_What you will do_. Select every line holding the word "position" and copy it.

_Data rows_.
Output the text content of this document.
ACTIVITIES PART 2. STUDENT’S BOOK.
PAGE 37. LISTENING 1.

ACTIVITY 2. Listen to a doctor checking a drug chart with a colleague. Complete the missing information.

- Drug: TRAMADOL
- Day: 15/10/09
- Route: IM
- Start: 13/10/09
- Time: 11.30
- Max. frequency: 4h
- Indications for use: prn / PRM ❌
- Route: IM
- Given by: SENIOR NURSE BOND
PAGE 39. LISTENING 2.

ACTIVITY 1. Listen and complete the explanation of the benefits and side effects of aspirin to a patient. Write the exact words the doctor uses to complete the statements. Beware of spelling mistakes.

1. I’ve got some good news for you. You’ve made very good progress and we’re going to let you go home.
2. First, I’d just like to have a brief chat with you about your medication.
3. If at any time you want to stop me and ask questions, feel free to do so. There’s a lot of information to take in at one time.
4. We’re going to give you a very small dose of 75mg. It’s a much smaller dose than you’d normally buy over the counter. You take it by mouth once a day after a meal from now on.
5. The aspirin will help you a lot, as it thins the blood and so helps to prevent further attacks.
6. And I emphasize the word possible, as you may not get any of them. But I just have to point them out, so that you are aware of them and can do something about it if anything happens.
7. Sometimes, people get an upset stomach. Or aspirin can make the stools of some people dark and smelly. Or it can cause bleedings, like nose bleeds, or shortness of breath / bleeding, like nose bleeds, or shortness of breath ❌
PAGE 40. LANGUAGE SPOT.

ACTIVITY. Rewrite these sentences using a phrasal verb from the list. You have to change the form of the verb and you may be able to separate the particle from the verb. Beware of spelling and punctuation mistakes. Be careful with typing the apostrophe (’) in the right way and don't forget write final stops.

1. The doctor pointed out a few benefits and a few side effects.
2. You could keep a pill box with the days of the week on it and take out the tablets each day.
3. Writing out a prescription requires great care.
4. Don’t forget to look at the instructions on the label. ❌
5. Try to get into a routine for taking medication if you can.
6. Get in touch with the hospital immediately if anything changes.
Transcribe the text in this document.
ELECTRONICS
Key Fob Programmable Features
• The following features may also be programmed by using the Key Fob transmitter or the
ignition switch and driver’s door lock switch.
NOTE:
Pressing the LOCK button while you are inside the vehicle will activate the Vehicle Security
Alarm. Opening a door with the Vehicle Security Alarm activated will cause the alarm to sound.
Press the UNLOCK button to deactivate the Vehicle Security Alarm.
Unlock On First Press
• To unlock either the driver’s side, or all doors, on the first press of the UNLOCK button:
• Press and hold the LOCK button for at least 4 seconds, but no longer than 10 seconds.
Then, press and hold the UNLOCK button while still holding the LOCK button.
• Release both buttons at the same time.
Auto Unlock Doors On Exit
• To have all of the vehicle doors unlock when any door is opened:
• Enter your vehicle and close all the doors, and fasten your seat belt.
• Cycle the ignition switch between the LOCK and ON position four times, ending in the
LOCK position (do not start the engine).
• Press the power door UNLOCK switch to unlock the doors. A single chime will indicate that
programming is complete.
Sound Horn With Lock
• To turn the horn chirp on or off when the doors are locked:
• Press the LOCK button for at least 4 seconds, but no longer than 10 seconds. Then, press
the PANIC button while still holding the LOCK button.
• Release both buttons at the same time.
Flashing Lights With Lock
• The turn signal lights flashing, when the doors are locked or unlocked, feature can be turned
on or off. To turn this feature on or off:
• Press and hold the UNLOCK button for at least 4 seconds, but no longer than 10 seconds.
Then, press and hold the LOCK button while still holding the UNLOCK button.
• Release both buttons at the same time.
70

_Expected answer_.
• Cycle the ignition switch between the LOCK and ON position four times, ending in the
LOCK position (do not start the engine).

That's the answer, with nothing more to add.